##### Given data #####

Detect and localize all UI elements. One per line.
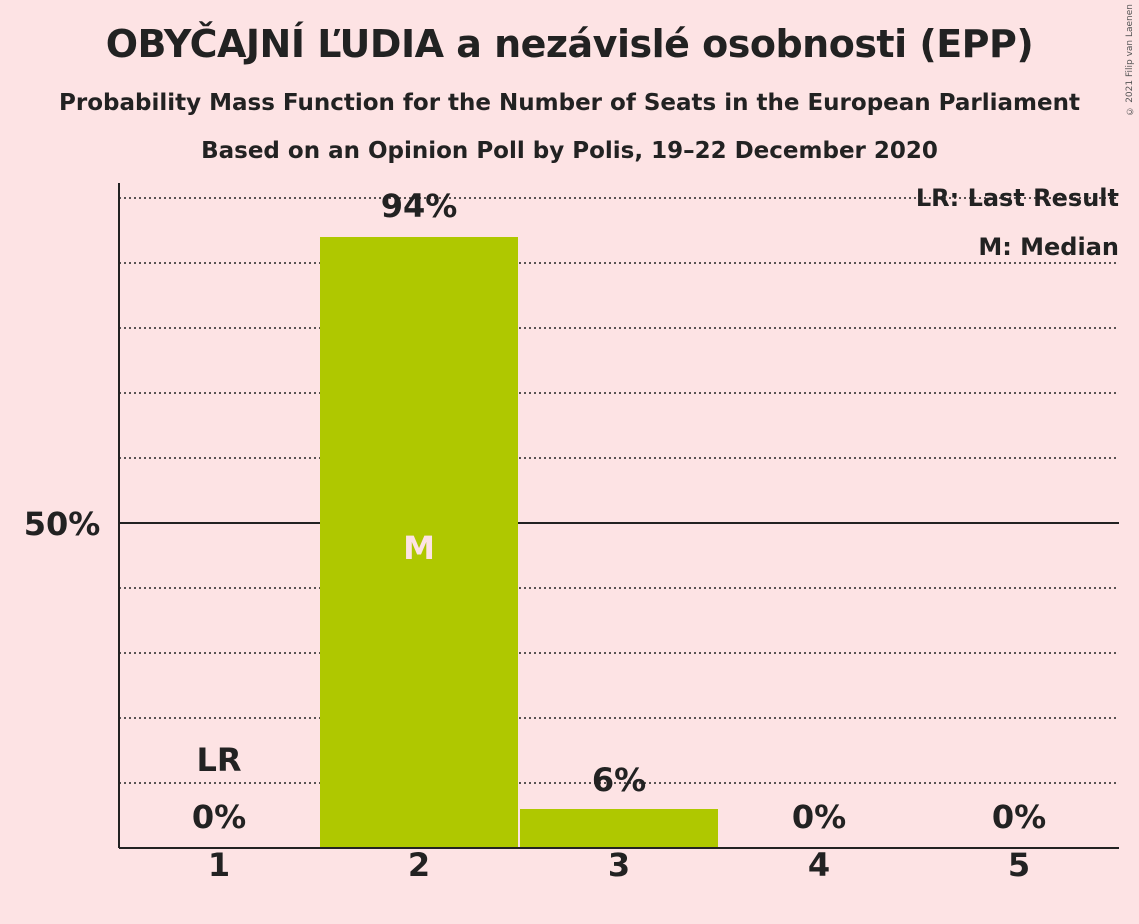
bar-value-label: 6%	[592, 761, 646, 799]
x-tick-label: 2	[408, 846, 430, 884]
last-result-marker: LR	[196, 741, 241, 779]
x-tick-label: 3	[608, 846, 630, 884]
bar-value-label: 94%	[381, 187, 458, 225]
legend-last-result: LR: Last Result	[915, 184, 1119, 212]
bar	[320, 237, 518, 848]
median-marker: M	[403, 529, 435, 567]
bar-value-label: 0%	[192, 798, 246, 836]
bar-value-label: 0%	[992, 798, 1046, 836]
x-tick-label: 4	[808, 846, 830, 884]
bar-value-label: 0%	[792, 798, 846, 836]
y-tick-label: 50%	[24, 505, 101, 543]
chart-title: OBYČAJNÍ ĽUDIA a nezávislé osobnosti (EP…	[105, 22, 1034, 66]
x-tick-label: 1	[208, 846, 230, 884]
chart-subtitle: Probability Mass Function for the Number…	[59, 90, 1080, 116]
legend-median: M: Median	[978, 233, 1119, 261]
chart-source: Based on an Opinion Poll by Polis, 19–22…	[201, 138, 938, 164]
bar	[520, 809, 718, 848]
x-tick-label: 5	[1008, 846, 1030, 884]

#####

Short exercise:
Pull out every row above that contains the string "label", copying each one in full. Case counts.

Task answer:
bar-value-label: 6%	[592, 761, 646, 799]
x-tick-label: 2	[408, 846, 430, 884]
x-tick-label: 3	[608, 846, 630, 884]
bar-value-label: 94%	[381, 187, 458, 225]
bar-value-label: 0%	[192, 798, 246, 836]
bar-value-label: 0%	[992, 798, 1046, 836]
x-tick-label: 4	[808, 846, 830, 884]
bar-value-label: 0%	[792, 798, 846, 836]
y-tick-label: 50%	[24, 505, 101, 543]
x-tick-label: 1	[208, 846, 230, 884]
x-tick-label: 5	[1008, 846, 1030, 884]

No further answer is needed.